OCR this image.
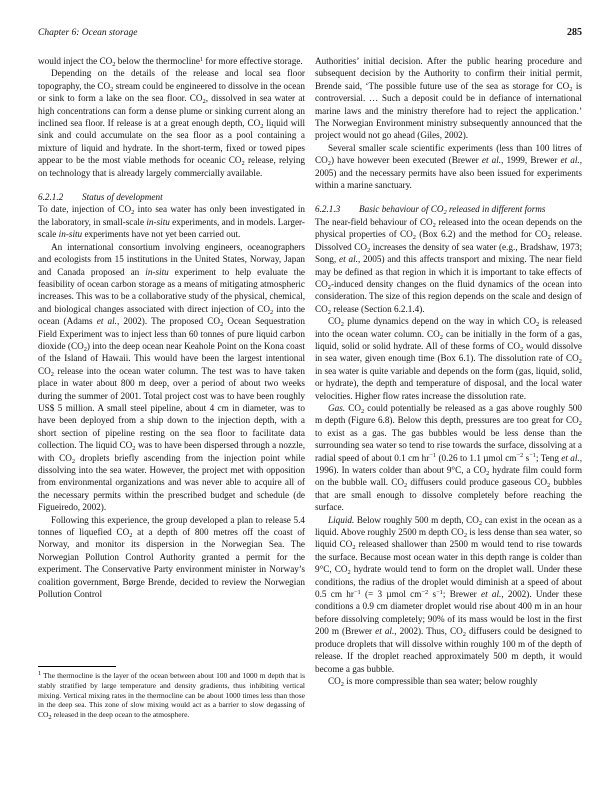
Chapter 6: Ocean storage	285

would inject the $CO_2$ below the thermocline$^1$ for more effective storage.

Depending on the details of the release and local sea floor topography, the $CO_2$ stream could be engineered to dissolve in the ocean or sink to form a lake on the sea floor. $CO_2$, dissolved in sea water at high concentrations can form a dense plume or sinking current along an inclined sea floor. If release is at a great enough depth, $CO_2$ liquid will sink and could accumulate on the sea floor as a pool containing a mixture of liquid and hydrate. In the short-term, fixed or towed pipes appear to be the most viable methods for oceanic $CO_2$ release, relying on technology that is already largely commercially available.

6.2.1.2 Status of development

To date, injection of $CO_2$ into sea water has only been investigated in the laboratory, in small-scale in-situ experiments, and in models. Larger-scale in-situ experiments have not yet been carried out.

An international consortium involving engineers, oceanographers and ecologists from 15 institutions in the United States, Norway, Japan and Canada proposed an in-situ experiment to help evaluate the feasibility of ocean carbon storage as a means of mitigating atmospheric increases. This was to be a collaborative study of the physical, chemical, and biological changes associated with direct injection of $CO_2$ into the ocean (Adams et al., 2002). The proposed $CO_2$ Ocean Sequestration Field Experiment was to inject less than 60 tonnes of pure liquid carbon dioxide $(CO_2)$ into the deep ocean near Keahole Point on the Kona coast of the Island of Hawaii. This would have been the largest intentional $CO_2$ release into the ocean water column. The test was to have taken place in water about 800 m deep, over a period of about two weeks during the summer of 2001. Total project cost was to have been roughly US$ 5 million. A small steel pipeline, about 4 cm in diameter, was to have been deployed from a ship down to the injection depth, with a short section of pipeline resting on the sea floor to facilitate data collection. The liquid $CO_2$ was to have been dispersed through a nozzle, with $CO_2$ droplets briefly ascending from the injection point while dissolving into the sea water. However, the project met with opposition from environmental organizations and was never able to acquire all of the necessary permits within the prescribed budget and schedule (de Figueiredo, 2002).

Following this experience, the group developed a plan to release 5.4 tonnes of liquefied $CO_2$ at a depth of 800 metres off the coast of Norway, and monitor its dispersion in the Norwegian Sea. The Norwegian Pollution Control Authority granted a permit for the experiment. The Conservative Party environment minister in Norway’s coalition government, Børge Brende, decided to review the Norwegian Pollution Control

Authorities’ initial decision. After the public hearing procedure and subsequent decision by the Authority to confirm their initial permit, Brende said, ‘The possible future use of the sea as storage for $CO_2$ is controversial. … Such a deposit could be in defiance of international marine laws and the ministry therefore had to reject the application.’ The Norwegian Environment ministry subsequently announced that the project would not go ahead (Giles, 2002).

Several smaller scale scientific experiments (less than 100 litres of $CO_2$) have however been executed (Brewer et al., 1999, Brewer et al., 2005) and the necessary permits have also been issued for experiments within a marine sanctuary.

6.2.1.3 Basic behaviour of $CO_2$ released in different forms

The near-field behaviour of $CO_2$ released into the ocean depends on the physical properties of $CO_2$ (Box 6.2) and the method for $CO_2$ release. Dissolved $CO_2$ increases the density of sea water (e.g., Bradshaw, 1973; Song, et al., 2005) and this affects transport and mixing. The near field may be defined as that region in which it is important to take effects of $CO_2$-induced density changes on the fluid dynamics of the ocean into consideration. The size of this region depends on the scale and design of $CO_2$ release (Section 6.2.1.4).

$CO_2$ plume dynamics depend on the way in which $CO_2$ is released into the ocean water column. $CO_2$ can be initially in the form of a gas, liquid, solid or solid hydrate. All of these forms of $CO_2$ would dissolve in sea water, given enough time (Box 6.1). The dissolution rate of $CO_2$ in sea water is quite variable and depends on the form (gas, liquid, solid, or hydrate), the depth and temperature of disposal, and the local water velocities. Higher flow rates increase the dissolution rate.

Gas. $CO_2$ could potentially be released as a gas above roughly 500 m depth (Figure 6.8). Below this depth, pressures are too great for $CO_2$ to exist as a gas. The gas bubbles would be less dense than the surrounding sea water so tend to rise towards the surface, dissolving at a radial speed of about 0.1 cm $hr^{-1}$ (0.26 to 1.1 µmol $cm^{-2}$ $s^{-1}$; Teng et al., 1996). In waters colder than about 9°C, a $CO_2$ hydrate film could form on the bubble wall. $CO_2$ diffusers could produce gaseous $CO_2$ bubbles that are small enough to dissolve completely before reaching the surface.

Liquid. Below roughly 500 m depth, $CO_2$ can exist in the ocean as a liquid. Above roughly 2500 m depth $CO_2$ is less dense than sea water, so liquid $CO_2$ released shallower than 2500 m would tend to rise towards the surface. Because most ocean water in this depth range is colder than 9°C, $CO_2$ hydrate would tend to form on the droplet wall. Under these conditions, the radius of the droplet would diminish at a speed of about 0.5 cm $hr^{-1}$ (= 3 µmol $cm^{-2}$ $s^{-1}$; Brewer et al., 2002). Under these conditions a 0.9 cm diameter droplet would rise about 400 m in an hour before dissolving completely; 90% of its mass would be lost in the first 200 m (Brewer et al., 2002). Thus, $CO_2$ diffusers could be designed to produce droplets that will dissolve within roughly 100 m of the depth of release. If the droplet reached approximately 500 m depth, it would become a gas bubble.

$CO_2$ is more compressible than sea water; below roughly

$^1$ The thermocline is the layer of the ocean between about 100 and 1000 m depth that is stably stratified by large temperature and density gradients, thus inhibiting vertical mixing. Vertical mixing rates in the thermocline can be about 1000 times less than those in the deep sea. This zone of slow mixing would act as a barrier to slow degassing of $CO_2$ released in the deep ocean to the atmosphere.
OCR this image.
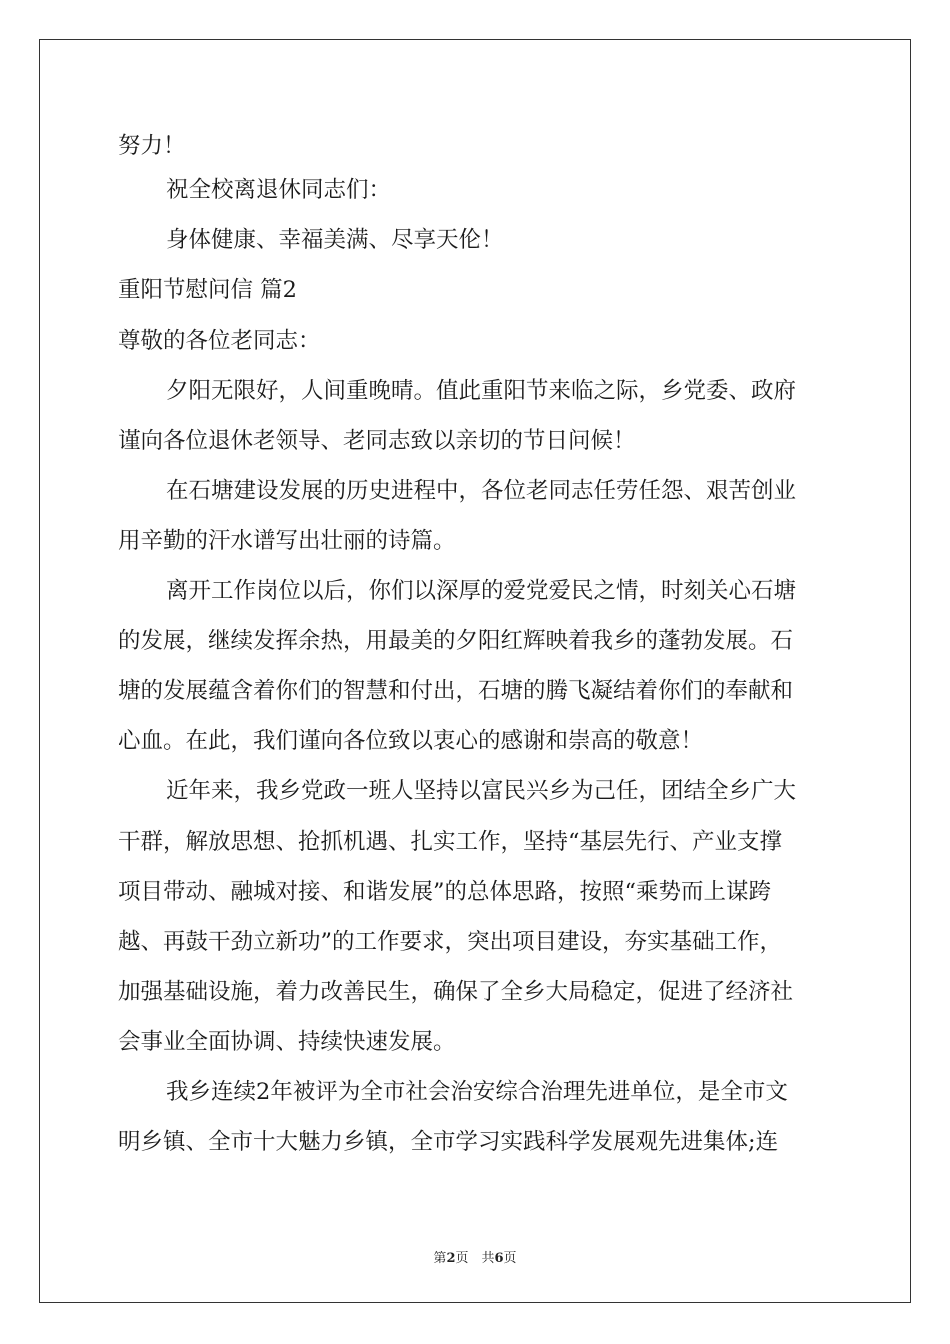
努力！
祝全校离退休同志们：
身体健康、幸福美满、尽享天伦！
重阳节慰问信 篇2
尊敬的各位老同志：
夕阳无限好，人间重晚晴。值此重阳节来临之际，乡党委、政府
谨向各位退休老领导、老同志致以亲切的节日问候！
在石塘建设发展的历史进程中，各位老同志任劳任怨、艰苦创业
用辛勤的汗水谱写出壮丽的诗篇。
离开工作岗位以后，你们以深厚的爱党爱民之情，时刻关心石塘
的发展，继续发挥余热，用最美的夕阳红辉映着我乡的蓬勃发展。石
塘的发展蕴含着你们的智慧和付出，石塘的腾飞凝结着你们的奉献和
心血。在此，我们谨向各位致以衷心的感谢和崇高的敬意！
近年来，我乡党政一班人坚持以富民兴乡为己任，团结全乡广大
干群，解放思想、抢抓机遇、扎实工作，坚持“基层先行、产业支撑
项目带动、融城对接、和谐发展”的总体思路，按照“乘势而上谋跨
越、再鼓干劲立新功”的工作要求，突出项目建设，夯实基础工作，
加强基础设施，着力改善民生，确保了全乡大局稳定，促进了经济社
会事业全面协调、持续快速发展。
我乡连续2年被评为全市社会治安综合治理先进单位，是全市文
明乡镇、全市十大魅力乡镇，全市学习实践科学发展观先进集体;连
第2页　共6页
● ● ● ● ● ● ●
__WHAT NEEDS TO BE DONE__.
Exactly as written, return every line of the listing, but not the pictures.

__WRITTEN RESPONSE__.
OCR this image.
Chapter 6: Ocean storage	285

would inject the $CO_2$ below the thermocline$^1$ for more effective storage.

Depending on the details of the release and local sea floor topography, the $CO_2$ stream could be engineered to dissolve in the ocean or sink to form a lake on the sea floor. $CO_2$, dissolved in sea water at high concentrations can form a dense plume or sinking current along an inclined sea floor. If release is at a great enough depth, $CO_2$ liquid will sink and could accumulate on the sea floor as a pool containing a mixture of liquid and hydrate. In the short-term, fixed or towed pipes appear to be the most viable methods for oceanic $CO_2$ release, relying on technology that is already largely commercially available.

6.2.1.2 Status of development

To date, injection of $CO_2$ into sea water has only been investigated in the laboratory, in small-scale in-situ experiments, and in models. Larger-scale in-situ experiments have not yet been carried out.

An international consortium involving engineers, oceanographers and ecologists from 15 institutions in the United States, Norway, Japan and Canada proposed an in-situ experiment to help evaluate the feasibility of ocean carbon storage as a means of mitigating atmospheric increases. This was to be a collaborative study of the physical, chemical, and biological changes associated with direct injection of $CO_2$ into the ocean (Adams et al., 2002). The proposed $CO_2$ Ocean Sequestration Field Experiment was to inject less than 60 tonnes of pure liquid carbon dioxide $(CO_2)$ into the deep ocean near Keahole Point on the Kona coast of the Island of Hawaii. This would have been the largest intentional $CO_2$ release into the ocean water column. The test was to have taken place in water about 800 m deep, over a period of about two weeks during the summer of 2001. Total project cost was to have been roughly US$ 5 million. A small steel pipeline, about 4 cm in diameter, was to have been deployed from a ship down to the injection depth, with a short section of pipeline resting on the sea floor to facilitate data collection. The liquid $CO_2$ was to have been dispersed through a nozzle, with $CO_2$ droplets briefly ascending from the injection point while dissolving into the sea water. However, the project met with opposition from environmental organizations and was never able to acquire all of the necessary permits within the prescribed budget and schedule (de Figueiredo, 2002).

Following this experience, the group developed a plan to release 5.4 tonnes of liquefied $CO_2$ at a depth of 800 metres off the coast of Norway, and monitor its dispersion in the Norwegian Sea. The Norwegian Pollution Control Authority granted a permit for the experiment. The Conservative Party environment minister in Norway’s coalition government, Børge Brende, decided to review the Norwegian Pollution Control

Authorities’ initial decision. After the public hearing procedure and subsequent decision by the Authority to confirm their initial permit, Brende said, ‘The possible future use of the sea as storage for $CO_2$ is controversial. … Such a deposit could be in defiance of international marine laws and the ministry therefore had to reject the application.’ The Norwegian Environment ministry subsequently announced that the project would not go ahead (Giles, 2002).

Several smaller scale scientific experiments (less than 100 litres of $CO_2$) have however been executed (Brewer et al., 1999, Brewer et al., 2005) and the necessary permits have also been issued for experiments within a marine sanctuary.

6.2.1.3 Basic behaviour of $CO_2$ released in different forms

The near-field behaviour of $CO_2$ released into the ocean depends on the physical properties of $CO_2$ (Box 6.2) and the method for $CO_2$ release. Dissolved $CO_2$ increases the density of sea water (e.g., Bradshaw, 1973; Song, et al., 2005) and this affects transport and mixing. The near field may be defined as that region in which it is important to take effects of $CO_2$-induced density changes on the fluid dynamics of the ocean into consideration. The size of this region depends on the scale and design of $CO_2$ release (Section 6.2.1.4).

$CO_2$ plume dynamics depend on the way in which $CO_2$ is released into the ocean water column. $CO_2$ can be initially in the form of a gas, liquid, solid or solid hydrate. All of these forms of $CO_2$ would dissolve in sea water, given enough time (Box 6.1). The dissolution rate of $CO_2$ in sea water is quite variable and depends on the form (gas, liquid, solid, or hydrate), the depth and temperature of disposal, and the local water velocities. Higher flow rates increase the dissolution rate.

Gas. $CO_2$ could potentially be released as a gas above roughly 500 m depth (Figure 6.8). Below this depth, pressures are too great for $CO_2$ to exist as a gas. The gas bubbles would be less dense than the surrounding sea water so tend to rise towards the surface, dissolving at a radial speed of about 0.1 cm $hr^{-1}$ (0.26 to 1.1 µmol $cm^{-2}$ $s^{-1}$; Teng et al., 1996). In waters colder than about 9°C, a $CO_2$ hydrate film could form on the bubble wall. $CO_2$ diffusers could produce gaseous $CO_2$ bubbles that are small enough to dissolve completely before reaching the surface.

Liquid. Below roughly 500 m depth, $CO_2$ can exist in the ocean as a liquid. Above roughly 2500 m depth $CO_2$ is less dense than sea water, so liquid $CO_2$ released shallower than 2500 m would tend to rise towards the surface. Because most ocean water in this depth range is colder than 9°C, $CO_2$ hydrate would tend to form on the droplet wall. Under these conditions, the radius of the droplet would diminish at a speed of about 0.5 cm $hr^{-1}$ (= 3 µmol $cm^{-2}$ $s^{-1}$; Brewer et al., 2002). Under these conditions a 0.9 cm diameter droplet would rise about 400 m in an hour before dissolving completely; 90% of its mass would be lost in the first 200 m (Brewer et al., 2002). Thus, $CO_2$ diffusers could be designed to produce droplets that will dissolve within roughly 100 m of the depth of release. If the droplet reached approximately 500 m depth, it would become a gas bubble.

$CO_2$ is more compressible than sea water; below roughly

$^1$ The thermocline is the layer of the ocean between about 100 and 1000 m depth that is stably stratified by large temperature and density gradients, thus inhibiting vertical mixing. Vertical mixing rates in the thermocline can be about 1000 times less than those in the deep sea. This zone of slow mixing would act as a barrier to slow degassing of $CO_2$ released in the deep ocean to the atmosphere.
OCR this image.
努力！
祝全校离退休同志们：
身体健康、幸福美满、尽享天伦！
重阳节慰问信 篇2
尊敬的各位老同志：
夕阳无限好，人间重晚晴。值此重阳节来临之际，乡党委、政府
谨向各位退休老领导、老同志致以亲切的节日问候！
在石塘建设发展的历史进程中，各位老同志任劳任怨、艰苦创业
用辛勤的汗水谱写出壮丽的诗篇。
离开工作岗位以后，你们以深厚的爱党爱民之情，时刻关心石塘
的发展，继续发挥余热，用最美的夕阳红辉映着我乡的蓬勃发展。石
塘的发展蕴含着你们的智慧和付出，石塘的腾飞凝结着你们的奉献和
心血。在此，我们谨向各位致以衷心的感谢和崇高的敬意！
近年来，我乡党政一班人坚持以富民兴乡为己任，团结全乡广大
干群，解放思想、抢抓机遇、扎实工作，坚持“基层先行、产业支撑
项目带动、融城对接、和谐发展”的总体思路，按照“乘势而上谋跨
越、再鼓干劲立新功”的工作要求，突出项目建设，夯实基础工作，
加强基础设施，着力改善民生，确保了全乡大局稳定，促进了经济社
会事业全面协调、持续快速发展。
我乡连续2年被评为全市社会治安综合治理先进单位，是全市文
明乡镇、全市十大魅力乡镇，全市学习实践科学发展观先进集体;连
第2页　共6页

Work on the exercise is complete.